Input data:
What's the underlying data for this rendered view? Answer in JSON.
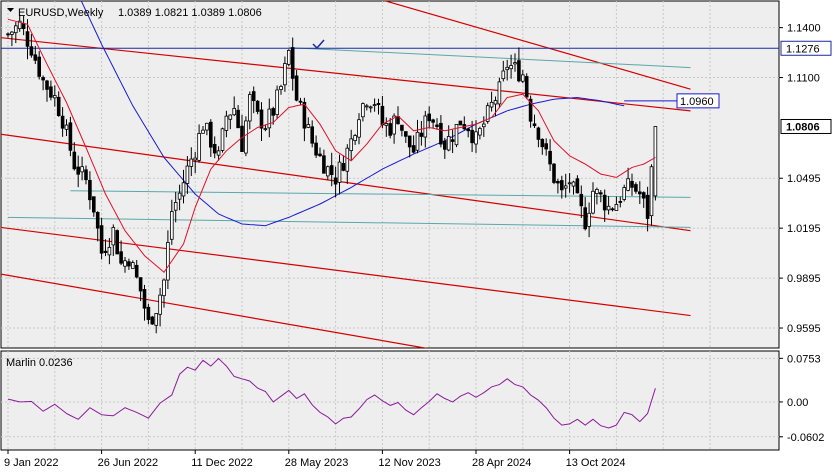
{
  "header": {
    "symbol_timeframe": "EURUSD,Weekly",
    "ohlc": "1.0389 1.0821 1.0389 1.0806"
  },
  "indicator": {
    "name_value": "Marlin 0.0236"
  },
  "price_labels": {
    "resistance": "1.1276",
    "ma_value": "1.0960",
    "current": "1.0806"
  },
  "colors": {
    "background": "#ffffff",
    "plot_bg": "#eeeeee",
    "grid": "#c8c8c8",
    "candle": "#000000",
    "channel": "#d40000",
    "fast_ma": "#e0102a",
    "slow_ma": "#1a1ad0",
    "hline": "#1a2aa0",
    "cyan_lines": "#5aa8a8",
    "oscillator": "#8b1a9b",
    "label_fill_current": "#ffffff",
    "label_fill_blue": "#ffffff"
  },
  "chart_data": {
    "type": "candlestick",
    "title": "EURUSD,Weekly",
    "price_axis": {
      "ticks": [
        "1.1400",
        "1.1100",
        "1.0495",
        "1.0195",
        "0.9895",
        "0.9595"
      ],
      "tick_values": [
        1.14,
        1.11,
        1.0495,
        1.0195,
        0.9895,
        0.9595
      ],
      "range": [
        0.9475,
        1.156
      ]
    },
    "indicator_axis": {
      "ticks": [
        "0.0753",
        "0.00",
        "-0.0602"
      ],
      "tick_values": [
        0.0753,
        0.0,
        -0.0602
      ],
      "range": [
        -0.083,
        0.088
      ]
    },
    "time_axis": {
      "labels": [
        "9 Jan 2022",
        "26 Jun 2022",
        "11 Dec 2022",
        "28 May 2023",
        "12 Nov 2023",
        "28 Apr 2024",
        "13 Oct 2024"
      ],
      "label_bar_index": [
        0,
        24,
        48,
        72,
        96,
        120,
        144
      ]
    },
    "horizontal_line": 1.1276,
    "bar_count": 167,
    "close_waypoints": [
      [
        0,
        1.136
      ],
      [
        3,
        1.142
      ],
      [
        6,
        1.128
      ],
      [
        9,
        1.108
      ],
      [
        12,
        1.098
      ],
      [
        14,
        1.085
      ],
      [
        17,
        1.058
      ],
      [
        20,
        1.048
      ],
      [
        22,
        1.032
      ],
      [
        24,
        1.005
      ],
      [
        27,
        1.018
      ],
      [
        29,
        0.998
      ],
      [
        31,
        1.002
      ],
      [
        34,
        0.982
      ],
      [
        36,
        0.962
      ],
      [
        38,
        0.972
      ],
      [
        40,
        0.988
      ],
      [
        42,
        1.03
      ],
      [
        44,
        1.04
      ],
      [
        46,
        1.055
      ],
      [
        48,
        1.067
      ],
      [
        50,
        1.082
      ],
      [
        52,
        1.072
      ],
      [
        54,
        1.062
      ],
      [
        56,
        1.087
      ],
      [
        58,
        1.092
      ],
      [
        60,
        1.07
      ],
      [
        62,
        1.097
      ],
      [
        64,
        1.086
      ],
      [
        66,
        1.082
      ],
      [
        68,
        1.09
      ],
      [
        70,
        1.104
      ],
      [
        72,
        1.125
      ],
      [
        74,
        1.097
      ],
      [
        76,
        1.085
      ],
      [
        78,
        1.071
      ],
      [
        80,
        1.062
      ],
      [
        82,
        1.055
      ],
      [
        84,
        1.05
      ],
      [
        86,
        1.06
      ],
      [
        88,
        1.072
      ],
      [
        90,
        1.09
      ],
      [
        92,
        1.098
      ],
      [
        94,
        1.096
      ],
      [
        96,
        1.082
      ],
      [
        98,
        1.08
      ],
      [
        100,
        1.087
      ],
      [
        102,
        1.072
      ],
      [
        104,
        1.066
      ],
      [
        106,
        1.077
      ],
      [
        108,
        1.088
      ],
      [
        110,
        1.082
      ],
      [
        112,
        1.07
      ],
      [
        114,
        1.076
      ],
      [
        116,
        1.084
      ],
      [
        118,
        1.081
      ],
      [
        120,
        1.072
      ],
      [
        122,
        1.082
      ],
      [
        124,
        1.093
      ],
      [
        126,
        1.102
      ],
      [
        128,
        1.118
      ],
      [
        130,
        1.115
      ],
      [
        132,
        1.112
      ],
      [
        134,
        1.088
      ],
      [
        136,
        1.078
      ],
      [
        138,
        1.063
      ],
      [
        140,
        1.05
      ],
      [
        142,
        1.04
      ],
      [
        144,
        1.048
      ],
      [
        146,
        1.035
      ],
      [
        148,
        1.024
      ],
      [
        150,
        1.042
      ],
      [
        152,
        1.038
      ],
      [
        154,
        1.032
      ],
      [
        156,
        1.035
      ],
      [
        158,
        1.042
      ],
      [
        160,
        1.045
      ],
      [
        162,
        1.04
      ],
      [
        164,
        1.028
      ],
      [
        166,
        1.0806
      ]
    ],
    "fast_ma_waypoints": [
      [
        0,
        1.145
      ],
      [
        5,
        1.142
      ],
      [
        10,
        1.118
      ],
      [
        15,
        1.095
      ],
      [
        20,
        1.068
      ],
      [
        25,
        1.04
      ],
      [
        30,
        1.018
      ],
      [
        35,
        1.003
      ],
      [
        40,
        0.993
      ],
      [
        45,
        1.01
      ],
      [
        48,
        1.032
      ],
      [
        52,
        1.055
      ],
      [
        56,
        1.066
      ],
      [
        60,
        1.074
      ],
      [
        64,
        1.08
      ],
      [
        68,
        1.083
      ],
      [
        72,
        1.092
      ],
      [
        76,
        1.094
      ],
      [
        80,
        1.082
      ],
      [
        84,
        1.066
      ],
      [
        88,
        1.06
      ],
      [
        92,
        1.07
      ],
      [
        96,
        1.082
      ],
      [
        100,
        1.087
      ],
      [
        104,
        1.078
      ],
      [
        108,
        1.08
      ],
      [
        112,
        1.078
      ],
      [
        116,
        1.08
      ],
      [
        120,
        1.082
      ],
      [
        124,
        1.086
      ],
      [
        128,
        1.098
      ],
      [
        132,
        1.1
      ],
      [
        136,
        1.09
      ],
      [
        140,
        1.072
      ],
      [
        144,
        1.063
      ],
      [
        148,
        1.058
      ],
      [
        152,
        1.052
      ],
      [
        156,
        1.05
      ],
      [
        160,
        1.056
      ],
      [
        163,
        1.058
      ],
      [
        166,
        1.062
      ]
    ],
    "slow_ma_waypoints": [
      [
        0,
        1.225
      ],
      [
        8,
        1.205
      ],
      [
        16,
        1.17
      ],
      [
        24,
        1.13
      ],
      [
        32,
        1.093
      ],
      [
        40,
        1.062
      ],
      [
        48,
        1.04
      ],
      [
        54,
        1.028
      ],
      [
        60,
        1.022
      ],
      [
        66,
        1.021
      ],
      [
        72,
        1.026
      ],
      [
        80,
        1.034
      ],
      [
        88,
        1.044
      ],
      [
        96,
        1.055
      ],
      [
        104,
        1.064
      ],
      [
        112,
        1.072
      ],
      [
        120,
        1.082
      ],
      [
        128,
        1.09
      ],
      [
        134,
        1.094
      ],
      [
        140,
        1.097
      ],
      [
        146,
        1.098
      ],
      [
        152,
        1.096
      ],
      [
        158,
        1.093
      ]
    ],
    "channel_lines": [
      [
        [
          -2,
          1.134
        ],
        [
          175,
          1.09
        ]
      ],
      [
        [
          -2,
          1.076
        ],
        [
          175,
          1.018
        ]
      ],
      [
        [
          -2,
          1.02
        ],
        [
          175,
          0.967
        ]
      ],
      [
        [
          -2,
          0.992
        ],
        [
          113,
          0.945
        ]
      ],
      [
        [
          88,
          1.162
        ],
        [
          175,
          1.103
        ]
      ]
    ],
    "cyan_lines": [
      [
        [
          72,
          1.128
        ],
        [
          175,
          1.116
        ]
      ],
      [
        [
          16,
          1.042
        ],
        [
          175,
          1.038
        ]
      ],
      [
        [
          0,
          1.026
        ],
        [
          175,
          1.02
        ]
      ]
    ],
    "oscillator_waypoints": [
      [
        0,
        0.005
      ],
      [
        3,
        0.0
      ],
      [
        6,
        0.001
      ],
      [
        9,
        -0.016
      ],
      [
        12,
        -0.004
      ],
      [
        15,
        -0.02
      ],
      [
        18,
        -0.03
      ],
      [
        21,
        -0.01
      ],
      [
        24,
        -0.022
      ],
      [
        27,
        -0.024
      ],
      [
        30,
        -0.01
      ],
      [
        33,
        -0.018
      ],
      [
        36,
        -0.028
      ],
      [
        39,
        -0.002
      ],
      [
        42,
        0.012
      ],
      [
        44,
        0.048
      ],
      [
        46,
        0.06
      ],
      [
        48,
        0.055
      ],
      [
        50,
        0.072
      ],
      [
        52,
        0.062
      ],
      [
        54,
        0.075
      ],
      [
        56,
        0.062
      ],
      [
        58,
        0.044
      ],
      [
        60,
        0.04
      ],
      [
        62,
        0.036
      ],
      [
        64,
        0.024
      ],
      [
        66,
        0.018
      ],
      [
        68,
        0.0
      ],
      [
        70,
        0.01
      ],
      [
        72,
        0.02
      ],
      [
        74,
        0.006
      ],
      [
        76,
        0.014
      ],
      [
        78,
        -0.005
      ],
      [
        80,
        -0.018
      ],
      [
        82,
        -0.026
      ],
      [
        84,
        -0.038
      ],
      [
        86,
        -0.028
      ],
      [
        88,
        -0.026
      ],
      [
        90,
        -0.012
      ],
      [
        92,
        0.004
      ],
      [
        94,
        0.012
      ],
      [
        96,
        0.002
      ],
      [
        98,
        -0.006
      ],
      [
        100,
        -0.001
      ],
      [
        102,
        -0.014
      ],
      [
        104,
        -0.022
      ],
      [
        106,
        -0.01
      ],
      [
        108,
        0.001
      ],
      [
        110,
        0.014
      ],
      [
        112,
        0.006
      ],
      [
        114,
        0.0
      ],
      [
        116,
        0.01
      ],
      [
        118,
        0.016
      ],
      [
        120,
        0.008
      ],
      [
        122,
        0.016
      ],
      [
        124,
        0.026
      ],
      [
        126,
        0.03
      ],
      [
        128,
        0.04
      ],
      [
        130,
        0.03
      ],
      [
        132,
        0.026
      ],
      [
        134,
        0.012
      ],
      [
        136,
        0.003
      ],
      [
        138,
        -0.01
      ],
      [
        140,
        -0.028
      ],
      [
        142,
        -0.04
      ],
      [
        144,
        -0.038
      ],
      [
        146,
        -0.03
      ],
      [
        148,
        -0.04
      ],
      [
        150,
        -0.03
      ],
      [
        152,
        -0.041
      ],
      [
        154,
        -0.045
      ],
      [
        156,
        -0.04
      ],
      [
        158,
        -0.018
      ],
      [
        160,
        -0.022
      ],
      [
        162,
        -0.034
      ],
      [
        164,
        -0.02
      ],
      [
        166,
        0.0236
      ]
    ]
  }
}
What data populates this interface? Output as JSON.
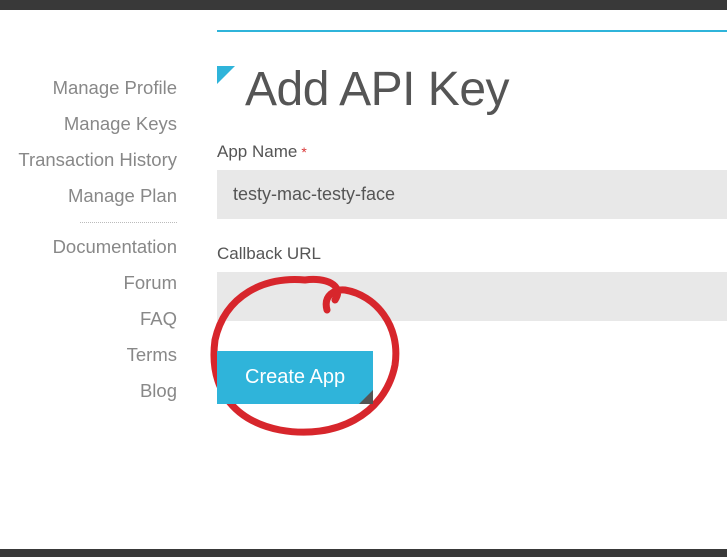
{
  "sidebar": {
    "group1": [
      {
        "label": "Manage Profile",
        "name": "sidebar-item-manage-profile"
      },
      {
        "label": "Manage Keys",
        "name": "sidebar-item-manage-keys"
      },
      {
        "label": "Transaction History",
        "name": "sidebar-item-transaction-history"
      },
      {
        "label": "Manage Plan",
        "name": "sidebar-item-manage-plan"
      }
    ],
    "group2": [
      {
        "label": "Documentation",
        "name": "sidebar-item-documentation"
      },
      {
        "label": "Forum",
        "name": "sidebar-item-forum"
      },
      {
        "label": "FAQ",
        "name": "sidebar-item-faq"
      },
      {
        "label": "Terms",
        "name": "sidebar-item-terms"
      },
      {
        "label": "Blog",
        "name": "sidebar-item-blog"
      }
    ]
  },
  "page": {
    "title": "Add API Key"
  },
  "form": {
    "appName": {
      "label": "App Name",
      "required": "*",
      "value": "testy-mac-testy-face"
    },
    "callbackUrl": {
      "label": "Callback URL",
      "value": ""
    },
    "submit": "Create App"
  }
}
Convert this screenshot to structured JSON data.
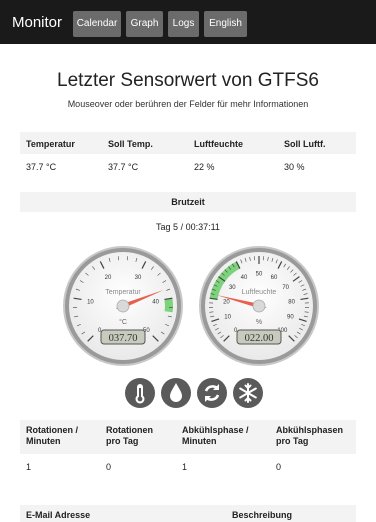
{
  "nav": {
    "brand": "Monitor",
    "items": [
      "Calendar",
      "Graph",
      "Logs",
      "English"
    ]
  },
  "header": {
    "title": "Letzter Sensorwert von GTFS6",
    "subtitle": "Mouseover oder berühren der Felder für mehr Informationen"
  },
  "sensor_table": {
    "headers": [
      "Temperatur",
      "Soll Temp.",
      "Luftfeuchte",
      "Soll Luftf."
    ],
    "values": [
      "37.7 °C",
      "37.7 °C",
      "22 %",
      "30 %"
    ]
  },
  "brutzeit": {
    "label": "Brutzeit",
    "value": "Tag 5  /  00:37:11"
  },
  "gauges": [
    {
      "title": "Temperatur",
      "unit": "°C",
      "value": 37.7,
      "display": "037.70",
      "min": 0,
      "max": 50,
      "ticks": [
        "0",
        "10",
        "20",
        "30",
        "40",
        "50"
      ],
      "highlight": [
        40,
        43
      ],
      "highlight_color": "#7dd37d"
    },
    {
      "title": "Luftfeuchte",
      "unit": "%",
      "value": 22,
      "display": "022.00",
      "min": 0,
      "max": 100,
      "ticks": [
        "0",
        "10",
        "20",
        "30",
        "40",
        "50",
        "60",
        "70",
        "80",
        "90",
        "100"
      ],
      "highlight": [
        20,
        40
      ],
      "highlight_color": "#7dd37d"
    }
  ],
  "icons": [
    "thermometer-icon",
    "droplet-icon",
    "rotate-icon",
    "snowflake-icon"
  ],
  "rotation_table": {
    "headers": [
      "Rotationen / Minuten",
      "Rotationen pro Tag",
      "Abkühlsphase / Minuten",
      "Abkühlsphasen pro Tag"
    ],
    "values": [
      "1",
      "0",
      "1",
      "0"
    ]
  },
  "email_table": {
    "headers": [
      "E-Mail Adresse",
      "Beschreibung"
    ]
  },
  "colors": {
    "navbar": "#1a1a1a",
    "nav_button": "#6b6b6b",
    "header_bg": "#f3f3f3",
    "needle": "#e8614f",
    "gauge_green": "#7dd37d",
    "icon_bg": "#5a5a5a"
  }
}
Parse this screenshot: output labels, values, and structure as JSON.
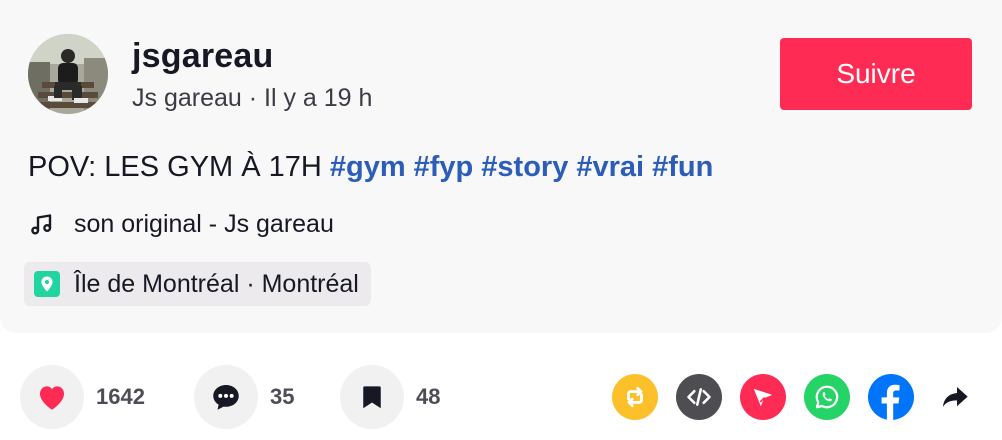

What you will do:
Which lines hold the string "sidebar"? List them all.

Completed exercise:
  "sidebar": {
        "name": "sidebar-item-manage-profile"
        "name": "sidebar-item-manage-keys"
        "name": "sidebar-item-transaction-history"
        "name": "sidebar-item-manage-plan"
        "name": "sidebar-item-documentation"
        "name": "sidebar-item-forum"
        "name": "sidebar-item-faq"
        "name": "sidebar-item-terms"
        "name": "sidebar-item-blog"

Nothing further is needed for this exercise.